(Data records)
<<<<
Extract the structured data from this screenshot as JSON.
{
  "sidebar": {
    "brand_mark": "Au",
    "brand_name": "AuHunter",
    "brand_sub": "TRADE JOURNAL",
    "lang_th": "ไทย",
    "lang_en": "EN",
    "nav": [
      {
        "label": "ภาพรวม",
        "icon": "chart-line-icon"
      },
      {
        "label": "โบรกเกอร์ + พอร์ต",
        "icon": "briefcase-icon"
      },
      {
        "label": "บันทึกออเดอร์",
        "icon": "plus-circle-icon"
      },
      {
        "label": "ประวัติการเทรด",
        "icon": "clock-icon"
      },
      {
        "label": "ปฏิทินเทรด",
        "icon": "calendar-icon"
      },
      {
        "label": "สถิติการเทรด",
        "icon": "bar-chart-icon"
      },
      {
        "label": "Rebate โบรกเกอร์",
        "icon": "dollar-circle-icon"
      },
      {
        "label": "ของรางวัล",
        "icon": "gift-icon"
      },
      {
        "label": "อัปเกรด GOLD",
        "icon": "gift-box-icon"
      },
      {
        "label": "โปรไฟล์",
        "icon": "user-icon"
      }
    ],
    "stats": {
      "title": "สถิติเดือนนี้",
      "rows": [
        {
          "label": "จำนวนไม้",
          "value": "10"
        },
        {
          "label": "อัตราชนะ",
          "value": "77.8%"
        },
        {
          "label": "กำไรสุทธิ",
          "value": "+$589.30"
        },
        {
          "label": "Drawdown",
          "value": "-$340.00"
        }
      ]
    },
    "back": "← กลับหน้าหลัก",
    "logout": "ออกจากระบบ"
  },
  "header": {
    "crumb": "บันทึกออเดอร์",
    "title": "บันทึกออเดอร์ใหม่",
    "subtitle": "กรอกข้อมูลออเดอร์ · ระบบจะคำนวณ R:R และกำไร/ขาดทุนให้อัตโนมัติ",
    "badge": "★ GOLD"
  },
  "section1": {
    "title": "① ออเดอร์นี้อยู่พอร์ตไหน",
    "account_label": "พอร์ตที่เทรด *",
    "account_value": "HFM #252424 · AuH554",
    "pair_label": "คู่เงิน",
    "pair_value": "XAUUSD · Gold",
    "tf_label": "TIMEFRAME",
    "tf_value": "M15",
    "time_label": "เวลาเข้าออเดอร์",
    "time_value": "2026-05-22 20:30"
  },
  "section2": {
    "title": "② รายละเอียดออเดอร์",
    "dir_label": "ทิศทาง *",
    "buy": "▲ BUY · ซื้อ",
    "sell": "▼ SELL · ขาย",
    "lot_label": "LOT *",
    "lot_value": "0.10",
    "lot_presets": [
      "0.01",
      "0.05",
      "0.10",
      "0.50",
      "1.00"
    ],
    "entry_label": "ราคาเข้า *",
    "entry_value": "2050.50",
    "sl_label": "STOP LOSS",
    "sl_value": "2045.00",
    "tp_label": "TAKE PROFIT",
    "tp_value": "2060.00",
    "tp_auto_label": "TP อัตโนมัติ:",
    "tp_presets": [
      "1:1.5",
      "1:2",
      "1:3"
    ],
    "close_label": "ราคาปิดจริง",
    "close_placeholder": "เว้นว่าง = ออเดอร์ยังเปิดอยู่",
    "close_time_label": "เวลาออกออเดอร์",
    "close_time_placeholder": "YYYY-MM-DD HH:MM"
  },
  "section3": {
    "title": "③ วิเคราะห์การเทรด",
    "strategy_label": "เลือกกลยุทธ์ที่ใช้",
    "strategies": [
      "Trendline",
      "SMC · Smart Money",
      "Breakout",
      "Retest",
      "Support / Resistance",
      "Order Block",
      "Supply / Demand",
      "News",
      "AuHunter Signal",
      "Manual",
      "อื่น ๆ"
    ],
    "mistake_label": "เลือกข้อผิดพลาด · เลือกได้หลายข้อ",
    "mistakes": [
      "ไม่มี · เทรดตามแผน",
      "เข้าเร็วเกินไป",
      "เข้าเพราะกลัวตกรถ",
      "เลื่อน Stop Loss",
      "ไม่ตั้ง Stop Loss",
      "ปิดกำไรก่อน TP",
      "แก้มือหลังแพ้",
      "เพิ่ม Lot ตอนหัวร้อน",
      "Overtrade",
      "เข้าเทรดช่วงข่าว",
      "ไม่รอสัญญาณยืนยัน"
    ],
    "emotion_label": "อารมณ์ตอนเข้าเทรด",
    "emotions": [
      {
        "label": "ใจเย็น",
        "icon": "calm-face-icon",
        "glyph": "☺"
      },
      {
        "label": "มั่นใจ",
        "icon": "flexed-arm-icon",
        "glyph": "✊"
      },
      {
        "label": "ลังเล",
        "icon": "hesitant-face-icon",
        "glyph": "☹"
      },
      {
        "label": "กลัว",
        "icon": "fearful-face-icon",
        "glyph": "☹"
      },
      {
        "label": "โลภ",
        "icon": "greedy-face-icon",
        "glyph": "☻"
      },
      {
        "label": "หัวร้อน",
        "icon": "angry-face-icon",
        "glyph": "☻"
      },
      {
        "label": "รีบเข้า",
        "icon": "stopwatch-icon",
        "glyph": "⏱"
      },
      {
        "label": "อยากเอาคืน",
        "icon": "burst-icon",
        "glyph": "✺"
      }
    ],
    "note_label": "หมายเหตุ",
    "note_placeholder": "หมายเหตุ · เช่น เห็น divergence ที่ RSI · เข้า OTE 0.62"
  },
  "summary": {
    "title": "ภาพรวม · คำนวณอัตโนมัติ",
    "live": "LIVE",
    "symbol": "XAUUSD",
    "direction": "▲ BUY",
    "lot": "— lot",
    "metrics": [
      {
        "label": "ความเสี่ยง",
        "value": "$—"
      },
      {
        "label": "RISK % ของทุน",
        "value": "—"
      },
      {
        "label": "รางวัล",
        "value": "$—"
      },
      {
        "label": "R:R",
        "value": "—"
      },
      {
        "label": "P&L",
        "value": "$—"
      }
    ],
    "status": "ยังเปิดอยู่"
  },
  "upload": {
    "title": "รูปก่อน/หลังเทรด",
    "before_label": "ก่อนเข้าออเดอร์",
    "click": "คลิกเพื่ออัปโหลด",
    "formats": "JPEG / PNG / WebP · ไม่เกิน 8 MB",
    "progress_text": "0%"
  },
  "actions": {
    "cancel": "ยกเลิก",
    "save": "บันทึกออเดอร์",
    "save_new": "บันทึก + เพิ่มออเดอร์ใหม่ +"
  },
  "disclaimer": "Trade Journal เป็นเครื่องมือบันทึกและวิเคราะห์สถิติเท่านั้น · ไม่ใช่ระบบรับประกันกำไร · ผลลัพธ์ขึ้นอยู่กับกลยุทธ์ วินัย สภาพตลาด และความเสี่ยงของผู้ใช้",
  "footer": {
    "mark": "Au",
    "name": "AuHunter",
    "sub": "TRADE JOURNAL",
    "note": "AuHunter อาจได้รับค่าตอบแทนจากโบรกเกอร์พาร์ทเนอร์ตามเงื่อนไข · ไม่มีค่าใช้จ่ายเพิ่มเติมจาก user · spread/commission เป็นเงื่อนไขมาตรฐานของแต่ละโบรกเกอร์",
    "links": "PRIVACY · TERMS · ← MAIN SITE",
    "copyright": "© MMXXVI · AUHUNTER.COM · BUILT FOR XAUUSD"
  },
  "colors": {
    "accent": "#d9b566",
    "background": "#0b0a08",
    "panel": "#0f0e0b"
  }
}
>>>>
Return, from the data, each line that has the word "circle" in it.

◆ **Expected output**
        "icon": "plus-circle-icon"
        "icon": "dollar-circle-icon"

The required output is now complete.